-- Records provided start --

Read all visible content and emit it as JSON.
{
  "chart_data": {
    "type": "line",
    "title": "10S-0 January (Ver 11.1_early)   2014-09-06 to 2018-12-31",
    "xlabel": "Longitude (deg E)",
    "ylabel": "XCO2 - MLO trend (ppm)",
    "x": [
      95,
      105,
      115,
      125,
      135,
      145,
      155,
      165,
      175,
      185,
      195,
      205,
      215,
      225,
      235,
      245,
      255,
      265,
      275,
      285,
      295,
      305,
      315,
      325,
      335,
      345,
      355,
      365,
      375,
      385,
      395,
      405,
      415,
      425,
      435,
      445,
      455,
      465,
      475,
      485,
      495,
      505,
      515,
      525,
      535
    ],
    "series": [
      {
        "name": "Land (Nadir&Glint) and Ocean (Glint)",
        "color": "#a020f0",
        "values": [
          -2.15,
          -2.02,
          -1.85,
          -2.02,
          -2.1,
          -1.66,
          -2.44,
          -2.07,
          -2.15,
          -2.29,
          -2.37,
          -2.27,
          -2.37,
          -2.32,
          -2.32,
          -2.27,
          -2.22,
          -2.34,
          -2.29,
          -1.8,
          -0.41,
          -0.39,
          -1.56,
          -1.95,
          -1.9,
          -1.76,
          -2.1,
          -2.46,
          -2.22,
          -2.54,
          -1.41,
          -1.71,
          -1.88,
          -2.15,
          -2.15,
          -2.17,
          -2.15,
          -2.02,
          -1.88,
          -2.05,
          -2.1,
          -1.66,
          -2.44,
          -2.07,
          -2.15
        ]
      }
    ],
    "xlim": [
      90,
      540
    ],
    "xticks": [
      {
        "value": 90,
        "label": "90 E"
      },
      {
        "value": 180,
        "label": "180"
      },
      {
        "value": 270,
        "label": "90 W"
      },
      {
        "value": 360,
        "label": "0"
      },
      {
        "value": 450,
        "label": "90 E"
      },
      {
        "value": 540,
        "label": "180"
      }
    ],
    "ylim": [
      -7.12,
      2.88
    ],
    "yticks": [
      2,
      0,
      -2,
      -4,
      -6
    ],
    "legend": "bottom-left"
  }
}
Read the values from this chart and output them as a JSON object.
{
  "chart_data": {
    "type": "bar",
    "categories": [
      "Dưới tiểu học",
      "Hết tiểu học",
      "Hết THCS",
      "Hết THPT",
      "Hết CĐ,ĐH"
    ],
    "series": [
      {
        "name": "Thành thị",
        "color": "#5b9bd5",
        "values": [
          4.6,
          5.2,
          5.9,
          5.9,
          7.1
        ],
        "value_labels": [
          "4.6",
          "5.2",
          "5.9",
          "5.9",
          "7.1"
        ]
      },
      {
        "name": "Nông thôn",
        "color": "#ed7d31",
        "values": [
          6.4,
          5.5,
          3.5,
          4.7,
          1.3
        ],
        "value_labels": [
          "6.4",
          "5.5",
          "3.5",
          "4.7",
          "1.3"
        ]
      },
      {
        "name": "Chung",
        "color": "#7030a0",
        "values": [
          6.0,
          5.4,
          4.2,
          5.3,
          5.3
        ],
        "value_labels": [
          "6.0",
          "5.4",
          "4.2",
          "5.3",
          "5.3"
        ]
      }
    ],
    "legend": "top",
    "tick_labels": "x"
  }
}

-- Records provided end --

Exercise instructions: Retype all of the entries precisely as they are.

Exercise result:
Read all visible content and emit it as JSON.
{
  "chart_data": {
    "type": "line",
    "title": "10S-0 January (Ver 11.1_early)   2014-09-06 to 2018-12-31",
    "xlabel": "Longitude (deg E)",
    "ylabel": "XCO2 - MLO trend (ppm)",
    "x": [
      95,
      105,
      115,
      125,
      135,
      145,
      155,
      165,
      175,
      185,
      195,
      205,
      215,
      225,
      235,
      245,
      255,
      265,
      275,
      285,
      295,
      305,
      315,
      325,
      335,
      345,
      355,
      365,
      375,
      385,
      395,
      405,
      415,
      425,
      435,
      445,
      455,
      465,
      475,
      485,
      495,
      505,
      515,
      525,
      535
    ],
    "series": [
      {
        "name": "Land (Nadir&Glint) and Ocean (Glint)",
        "color": "#a020f0",
        "values": [
          -2.15,
          -2.02,
          -1.85,
          -2.02,
          -2.1,
          -1.66,
          -2.44,
          -2.07,
          -2.15,
          -2.29,
          -2.37,
          -2.27,
          -2.37,
          -2.32,
          -2.32,
          -2.27,
          -2.22,
          -2.34,
          -2.29,
          -1.8,
          -0.41,
          -0.39,
          -1.56,
          -1.95,
          -1.9,
          -1.76,
          -2.1,
          -2.46,
          -2.22,
          -2.54,
          -1.41,
          -1.71,
          -1.88,
          -2.15,
          -2.15,
          -2.17,
          -2.15,
          -2.02,
          -1.88,
          -2.05,
          -2.1,
          -1.66,
          -2.44,
          -2.07,
          -2.15
        ]
      }
    ],
    "xlim": [
      90,
      540
    ],
    "xticks": [
      {
        "value": 90,
        "label": "90 E"
      },
      {
        "value": 180,
        "label": "180"
      },
      {
        "value": 270,
        "label": "90 W"
      },
      {
        "value": 360,
        "label": "0"
      },
      {
        "value": 450,
        "label": "90 E"
      },
      {
        "value": 540,
        "label": "180"
      }
    ],
    "ylim": [
      -7.12,
      2.88
    ],
    "yticks": [
      2,
      0,
      -2,
      -4,
      -6
    ],
    "legend": "bottom-left"
  }
}
Read the values from this chart and output them as a JSON object.
{
  "chart_data": {
    "type": "bar",
    "categories": [
      "Dưới tiểu học",
      "Hết tiểu học",
      "Hết THCS",
      "Hết THPT",
      "Hết CĐ,ĐH"
    ],
    "series": [
      {
        "name": "Thành thị",
        "color": "#5b9bd5",
        "values": [
          4.6,
          5.2,
          5.9,
          5.9,
          7.1
        ],
        "value_labels": [
          "4.6",
          "5.2",
          "5.9",
          "5.9",
          "7.1"
        ]
      },
      {
        "name": "Nông thôn",
        "color": "#ed7d31",
        "values": [
          6.4,
          5.5,
          3.5,
          4.7,
          1.3
        ],
        "value_labels": [
          "6.4",
          "5.5",
          "3.5",
          "4.7",
          "1.3"
        ]
      },
      {
        "name": "Chung",
        "color": "#7030a0",
        "values": [
          6.0,
          5.4,
          4.2,
          5.3,
          5.3
        ],
        "value_labels": [
          "6.0",
          "5.4",
          "4.2",
          "5.3",
          "5.3"
        ]
      }
    ],
    "legend": "top",
    "tick_labels": "x"
  }
}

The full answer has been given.